-- Start Supplied data --

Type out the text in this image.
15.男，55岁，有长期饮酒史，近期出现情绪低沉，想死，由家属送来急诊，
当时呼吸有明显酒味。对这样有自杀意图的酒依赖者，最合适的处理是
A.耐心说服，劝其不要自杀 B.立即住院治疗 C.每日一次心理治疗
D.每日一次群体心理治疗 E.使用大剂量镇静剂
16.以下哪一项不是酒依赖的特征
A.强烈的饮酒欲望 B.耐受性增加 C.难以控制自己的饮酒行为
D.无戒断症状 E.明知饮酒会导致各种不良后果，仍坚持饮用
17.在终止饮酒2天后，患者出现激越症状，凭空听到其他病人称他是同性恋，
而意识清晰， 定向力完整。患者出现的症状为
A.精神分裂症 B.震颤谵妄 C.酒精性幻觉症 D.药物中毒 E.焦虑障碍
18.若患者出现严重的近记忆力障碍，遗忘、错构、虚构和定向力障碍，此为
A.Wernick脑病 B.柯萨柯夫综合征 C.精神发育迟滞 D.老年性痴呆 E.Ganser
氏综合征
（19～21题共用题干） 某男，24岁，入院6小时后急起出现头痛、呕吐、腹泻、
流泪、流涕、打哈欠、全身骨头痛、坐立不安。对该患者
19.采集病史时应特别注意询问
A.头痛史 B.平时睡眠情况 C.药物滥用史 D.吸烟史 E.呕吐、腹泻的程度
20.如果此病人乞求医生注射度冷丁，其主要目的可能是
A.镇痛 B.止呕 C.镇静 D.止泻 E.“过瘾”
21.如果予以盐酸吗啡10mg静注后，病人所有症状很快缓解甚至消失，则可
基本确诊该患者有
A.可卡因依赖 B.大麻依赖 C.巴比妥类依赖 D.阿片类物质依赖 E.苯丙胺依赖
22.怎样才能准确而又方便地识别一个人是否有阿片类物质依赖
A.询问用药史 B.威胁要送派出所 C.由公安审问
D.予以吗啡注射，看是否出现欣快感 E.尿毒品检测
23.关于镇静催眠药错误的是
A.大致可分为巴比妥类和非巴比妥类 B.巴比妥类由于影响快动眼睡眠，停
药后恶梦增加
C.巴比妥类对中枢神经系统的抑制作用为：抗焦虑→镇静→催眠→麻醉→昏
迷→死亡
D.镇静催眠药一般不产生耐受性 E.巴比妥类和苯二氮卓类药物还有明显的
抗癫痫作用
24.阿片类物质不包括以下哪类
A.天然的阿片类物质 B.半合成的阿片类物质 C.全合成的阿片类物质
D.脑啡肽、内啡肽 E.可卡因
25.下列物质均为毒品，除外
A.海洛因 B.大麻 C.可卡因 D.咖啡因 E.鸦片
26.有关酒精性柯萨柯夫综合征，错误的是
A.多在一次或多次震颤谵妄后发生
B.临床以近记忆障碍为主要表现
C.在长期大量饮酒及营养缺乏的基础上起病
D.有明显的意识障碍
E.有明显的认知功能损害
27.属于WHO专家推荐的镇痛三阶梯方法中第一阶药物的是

-- End Supplied data --

■ Challenge:
Type out the material again exactly as presented.

■ Response to the exercise:
Type out the text in this image.
15.男，55岁，有长期饮酒史，近期出现情绪低沉，想死，由家属送来急诊，
当时呼吸有明显酒味。对这样有自杀意图的酒依赖者，最合适的处理是
A.耐心说服，劝其不要自杀 B.立即住院治疗 C.每日一次心理治疗
D.每日一次群体心理治疗 E.使用大剂量镇静剂
16.以下哪一项不是酒依赖的特征
A.强烈的饮酒欲望 B.耐受性增加 C.难以控制自己的饮酒行为
D.无戒断症状 E.明知饮酒会导致各种不良后果，仍坚持饮用
17.在终止饮酒2天后，患者出现激越症状，凭空听到其他病人称他是同性恋，
而意识清晰， 定向力完整。患者出现的症状为
A.精神分裂症 B.震颤谵妄 C.酒精性幻觉症 D.药物中毒 E.焦虑障碍
18.若患者出现严重的近记忆力障碍，遗忘、错构、虚构和定向力障碍，此为
A.Wernick脑病 B.柯萨柯夫综合征 C.精神发育迟滞 D.老年性痴呆 E.Ganser
氏综合征
（19～21题共用题干） 某男，24岁，入院6小时后急起出现头痛、呕吐、腹泻、
流泪、流涕、打哈欠、全身骨头痛、坐立不安。对该患者
19.采集病史时应特别注意询问
A.头痛史 B.平时睡眠情况 C.药物滥用史 D.吸烟史 E.呕吐、腹泻的程度
20.如果此病人乞求医生注射度冷丁，其主要目的可能是
A.镇痛 B.止呕 C.镇静 D.止泻 E.“过瘾”
21.如果予以盐酸吗啡10mg静注后，病人所有症状很快缓解甚至消失，则可
基本确诊该患者有
A.可卡因依赖 B.大麻依赖 C.巴比妥类依赖 D.阿片类物质依赖 E.苯丙胺依赖
22.怎样才能准确而又方便地识别一个人是否有阿片类物质依赖
A.询问用药史 B.威胁要送派出所 C.由公安审问
D.予以吗啡注射，看是否出现欣快感 E.尿毒品检测
23.关于镇静催眠药错误的是
A.大致可分为巴比妥类和非巴比妥类 B.巴比妥类由于影响快动眼睡眠，停
药后恶梦增加
C.巴比妥类对中枢神经系统的抑制作用为：抗焦虑→镇静→催眠→麻醉→昏
迷→死亡
D.镇静催眠药一般不产生耐受性 E.巴比妥类和苯二氮卓类药物还有明显的
抗癫痫作用
24.阿片类物质不包括以下哪类
A.天然的阿片类物质 B.半合成的阿片类物质 C.全合成的阿片类物质
D.脑啡肽、内啡肽 E.可卡因
25.下列物质均为毒品，除外
A.海洛因 B.大麻 C.可卡因 D.咖啡因 E.鸦片
26.有关酒精性柯萨柯夫综合征，错误的是
A.多在一次或多次震颤谵妄后发生
B.临床以近记忆障碍为主要表现
C.在长期大量饮酒及营养缺乏的基础上起病
D.有明显的意识障碍
E.有明显的认知功能损害
27.属于WHO专家推荐的镇痛三阶梯方法中第一阶药物的是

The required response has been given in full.